Problem description:
Filter the lines below, copying only those with the string "name".

Data listing:
#####

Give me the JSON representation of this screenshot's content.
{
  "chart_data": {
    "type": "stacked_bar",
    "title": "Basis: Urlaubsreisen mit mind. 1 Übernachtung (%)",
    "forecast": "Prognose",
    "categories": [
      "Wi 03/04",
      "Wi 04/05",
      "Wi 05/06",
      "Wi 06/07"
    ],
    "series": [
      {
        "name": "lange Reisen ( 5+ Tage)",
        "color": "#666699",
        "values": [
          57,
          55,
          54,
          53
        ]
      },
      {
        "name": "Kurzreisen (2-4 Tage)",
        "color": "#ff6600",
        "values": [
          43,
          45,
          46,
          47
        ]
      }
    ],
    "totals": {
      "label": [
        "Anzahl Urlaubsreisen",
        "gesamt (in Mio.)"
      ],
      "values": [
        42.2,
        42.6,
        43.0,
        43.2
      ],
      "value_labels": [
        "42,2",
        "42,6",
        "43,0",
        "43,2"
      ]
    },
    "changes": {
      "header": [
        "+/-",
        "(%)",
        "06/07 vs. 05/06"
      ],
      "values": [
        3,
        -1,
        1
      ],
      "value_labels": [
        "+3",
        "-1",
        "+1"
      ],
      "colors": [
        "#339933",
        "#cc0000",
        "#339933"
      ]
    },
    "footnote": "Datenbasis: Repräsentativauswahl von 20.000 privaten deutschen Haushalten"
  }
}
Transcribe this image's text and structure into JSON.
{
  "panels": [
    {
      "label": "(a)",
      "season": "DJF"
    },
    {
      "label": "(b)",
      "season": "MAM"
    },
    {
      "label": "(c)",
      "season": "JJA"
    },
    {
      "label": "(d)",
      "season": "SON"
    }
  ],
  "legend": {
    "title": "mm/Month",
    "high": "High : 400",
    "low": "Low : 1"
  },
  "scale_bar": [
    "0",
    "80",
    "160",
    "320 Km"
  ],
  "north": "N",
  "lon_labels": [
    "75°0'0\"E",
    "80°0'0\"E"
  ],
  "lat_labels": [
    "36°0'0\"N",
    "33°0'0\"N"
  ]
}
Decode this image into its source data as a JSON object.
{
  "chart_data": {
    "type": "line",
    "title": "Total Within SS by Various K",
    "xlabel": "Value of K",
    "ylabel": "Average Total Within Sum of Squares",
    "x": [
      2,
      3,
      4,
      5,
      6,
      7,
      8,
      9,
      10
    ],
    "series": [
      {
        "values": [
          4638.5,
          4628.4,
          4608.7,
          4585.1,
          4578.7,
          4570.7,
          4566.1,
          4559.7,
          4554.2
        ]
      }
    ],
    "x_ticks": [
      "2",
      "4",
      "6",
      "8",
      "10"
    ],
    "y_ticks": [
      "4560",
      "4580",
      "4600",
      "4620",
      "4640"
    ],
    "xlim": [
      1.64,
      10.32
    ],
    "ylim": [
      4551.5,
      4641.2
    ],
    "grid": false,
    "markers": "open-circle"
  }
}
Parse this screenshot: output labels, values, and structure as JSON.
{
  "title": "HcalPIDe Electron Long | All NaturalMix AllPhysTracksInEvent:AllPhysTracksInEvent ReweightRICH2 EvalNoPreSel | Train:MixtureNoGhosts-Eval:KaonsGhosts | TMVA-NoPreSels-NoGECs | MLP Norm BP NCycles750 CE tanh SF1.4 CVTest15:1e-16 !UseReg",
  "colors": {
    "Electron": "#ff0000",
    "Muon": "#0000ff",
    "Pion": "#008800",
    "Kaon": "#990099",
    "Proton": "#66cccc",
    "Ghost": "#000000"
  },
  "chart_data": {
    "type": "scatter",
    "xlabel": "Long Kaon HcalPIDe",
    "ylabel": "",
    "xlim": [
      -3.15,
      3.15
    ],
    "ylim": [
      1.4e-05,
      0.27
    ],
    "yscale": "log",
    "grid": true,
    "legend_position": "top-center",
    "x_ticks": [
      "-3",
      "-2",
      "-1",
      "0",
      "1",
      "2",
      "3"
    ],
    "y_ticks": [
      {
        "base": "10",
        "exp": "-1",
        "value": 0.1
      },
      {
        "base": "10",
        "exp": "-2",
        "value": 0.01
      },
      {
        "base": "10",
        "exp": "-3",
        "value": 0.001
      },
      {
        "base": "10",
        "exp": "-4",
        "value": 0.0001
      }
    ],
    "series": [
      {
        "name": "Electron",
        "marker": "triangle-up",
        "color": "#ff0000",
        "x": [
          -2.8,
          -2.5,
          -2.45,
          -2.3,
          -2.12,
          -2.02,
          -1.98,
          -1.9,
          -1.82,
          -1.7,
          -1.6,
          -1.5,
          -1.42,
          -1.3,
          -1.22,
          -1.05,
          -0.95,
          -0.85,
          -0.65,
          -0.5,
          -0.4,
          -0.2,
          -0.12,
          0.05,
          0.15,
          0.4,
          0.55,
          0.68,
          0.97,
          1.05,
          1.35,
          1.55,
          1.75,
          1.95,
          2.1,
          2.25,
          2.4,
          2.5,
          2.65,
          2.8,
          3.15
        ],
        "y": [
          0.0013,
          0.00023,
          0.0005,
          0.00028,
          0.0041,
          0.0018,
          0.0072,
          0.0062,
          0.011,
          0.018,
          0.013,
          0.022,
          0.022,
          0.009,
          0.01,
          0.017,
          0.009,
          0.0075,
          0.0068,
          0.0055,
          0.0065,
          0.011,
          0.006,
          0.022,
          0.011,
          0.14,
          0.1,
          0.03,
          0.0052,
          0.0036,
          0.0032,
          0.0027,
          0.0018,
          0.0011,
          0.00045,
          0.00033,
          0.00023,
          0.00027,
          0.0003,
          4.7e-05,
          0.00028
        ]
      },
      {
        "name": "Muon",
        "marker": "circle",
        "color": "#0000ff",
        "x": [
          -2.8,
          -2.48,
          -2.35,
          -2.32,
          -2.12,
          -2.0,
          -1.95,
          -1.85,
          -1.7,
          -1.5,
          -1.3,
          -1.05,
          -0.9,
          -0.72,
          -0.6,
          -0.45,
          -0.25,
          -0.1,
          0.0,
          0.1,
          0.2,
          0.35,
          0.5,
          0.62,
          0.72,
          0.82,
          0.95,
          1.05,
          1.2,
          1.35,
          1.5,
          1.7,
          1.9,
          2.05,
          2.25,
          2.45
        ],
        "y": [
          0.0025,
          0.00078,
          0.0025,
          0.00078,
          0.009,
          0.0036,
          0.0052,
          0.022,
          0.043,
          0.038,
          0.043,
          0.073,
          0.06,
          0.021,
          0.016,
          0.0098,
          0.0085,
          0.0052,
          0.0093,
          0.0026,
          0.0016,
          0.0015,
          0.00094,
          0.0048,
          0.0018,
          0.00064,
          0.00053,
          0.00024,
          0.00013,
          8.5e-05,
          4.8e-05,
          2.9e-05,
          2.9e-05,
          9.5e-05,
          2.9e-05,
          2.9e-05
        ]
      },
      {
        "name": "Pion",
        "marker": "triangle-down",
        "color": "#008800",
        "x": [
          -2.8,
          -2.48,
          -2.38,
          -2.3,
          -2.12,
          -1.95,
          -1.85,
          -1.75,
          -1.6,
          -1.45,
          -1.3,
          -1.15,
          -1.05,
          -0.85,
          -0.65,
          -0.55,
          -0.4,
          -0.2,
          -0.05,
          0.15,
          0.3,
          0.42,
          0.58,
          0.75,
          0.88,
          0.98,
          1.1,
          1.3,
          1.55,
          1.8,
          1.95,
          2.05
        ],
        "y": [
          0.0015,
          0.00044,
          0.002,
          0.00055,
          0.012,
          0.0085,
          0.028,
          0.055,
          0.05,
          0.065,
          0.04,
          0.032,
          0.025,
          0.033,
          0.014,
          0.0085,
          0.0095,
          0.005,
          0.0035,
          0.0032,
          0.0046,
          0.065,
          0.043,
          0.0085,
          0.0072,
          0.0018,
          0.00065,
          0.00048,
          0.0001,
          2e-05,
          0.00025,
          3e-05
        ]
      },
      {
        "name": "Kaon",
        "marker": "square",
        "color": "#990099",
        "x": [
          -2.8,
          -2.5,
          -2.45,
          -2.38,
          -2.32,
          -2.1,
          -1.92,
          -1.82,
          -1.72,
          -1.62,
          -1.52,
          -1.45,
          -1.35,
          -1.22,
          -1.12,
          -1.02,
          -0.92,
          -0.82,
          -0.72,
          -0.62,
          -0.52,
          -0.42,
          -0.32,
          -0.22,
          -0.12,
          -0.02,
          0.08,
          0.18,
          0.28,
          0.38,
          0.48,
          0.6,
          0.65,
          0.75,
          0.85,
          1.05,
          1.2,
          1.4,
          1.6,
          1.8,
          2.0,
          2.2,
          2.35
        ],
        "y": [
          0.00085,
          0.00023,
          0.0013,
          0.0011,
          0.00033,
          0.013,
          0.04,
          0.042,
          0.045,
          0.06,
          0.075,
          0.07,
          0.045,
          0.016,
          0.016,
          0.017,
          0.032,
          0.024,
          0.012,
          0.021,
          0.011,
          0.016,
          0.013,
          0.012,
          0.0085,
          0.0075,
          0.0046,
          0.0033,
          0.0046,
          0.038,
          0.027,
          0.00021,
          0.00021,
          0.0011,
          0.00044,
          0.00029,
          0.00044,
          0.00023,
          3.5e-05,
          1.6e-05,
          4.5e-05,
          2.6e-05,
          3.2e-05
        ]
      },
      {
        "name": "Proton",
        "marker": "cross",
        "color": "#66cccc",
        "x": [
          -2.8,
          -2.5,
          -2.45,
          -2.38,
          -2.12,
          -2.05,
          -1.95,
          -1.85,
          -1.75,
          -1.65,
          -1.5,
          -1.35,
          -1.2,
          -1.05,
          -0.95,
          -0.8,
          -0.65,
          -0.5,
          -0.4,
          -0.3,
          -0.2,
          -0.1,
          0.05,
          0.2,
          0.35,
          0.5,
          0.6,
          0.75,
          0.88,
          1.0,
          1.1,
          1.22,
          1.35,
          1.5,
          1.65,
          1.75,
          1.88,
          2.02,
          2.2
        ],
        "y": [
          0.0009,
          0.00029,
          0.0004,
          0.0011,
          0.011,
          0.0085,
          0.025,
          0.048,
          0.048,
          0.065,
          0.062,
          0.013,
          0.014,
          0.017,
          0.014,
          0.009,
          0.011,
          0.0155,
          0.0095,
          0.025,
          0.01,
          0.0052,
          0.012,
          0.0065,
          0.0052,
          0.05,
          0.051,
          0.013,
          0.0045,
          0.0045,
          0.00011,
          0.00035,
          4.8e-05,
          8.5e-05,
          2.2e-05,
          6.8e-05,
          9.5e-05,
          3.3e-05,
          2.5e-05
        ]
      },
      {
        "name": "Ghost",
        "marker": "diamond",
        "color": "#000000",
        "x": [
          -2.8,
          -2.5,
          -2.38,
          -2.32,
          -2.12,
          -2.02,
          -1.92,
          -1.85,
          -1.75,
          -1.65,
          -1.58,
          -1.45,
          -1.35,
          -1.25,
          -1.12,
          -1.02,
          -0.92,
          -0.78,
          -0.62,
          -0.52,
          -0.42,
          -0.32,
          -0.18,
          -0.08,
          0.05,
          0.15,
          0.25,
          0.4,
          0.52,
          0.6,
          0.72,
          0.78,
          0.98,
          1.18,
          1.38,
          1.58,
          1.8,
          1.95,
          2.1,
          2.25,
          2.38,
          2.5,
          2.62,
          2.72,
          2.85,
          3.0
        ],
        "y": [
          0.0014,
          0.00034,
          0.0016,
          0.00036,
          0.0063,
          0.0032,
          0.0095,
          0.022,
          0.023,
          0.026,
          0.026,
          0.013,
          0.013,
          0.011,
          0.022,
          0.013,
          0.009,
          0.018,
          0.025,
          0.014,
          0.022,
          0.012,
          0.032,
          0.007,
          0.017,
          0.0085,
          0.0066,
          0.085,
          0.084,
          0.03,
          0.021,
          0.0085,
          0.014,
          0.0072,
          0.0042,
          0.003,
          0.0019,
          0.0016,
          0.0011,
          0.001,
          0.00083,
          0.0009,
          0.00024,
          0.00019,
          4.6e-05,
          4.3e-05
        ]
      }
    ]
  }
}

#####

Worked solution:
        "name": "lange Reisen ( 5+ Tage)",
        "name": "Kurzreisen (2-4 Tage)",
        "name": "Electron",
        "name": "Muon",
        "name": "Pion",
        "name": "Kaon",
        "name": "Proton",
        "name": "Ghost",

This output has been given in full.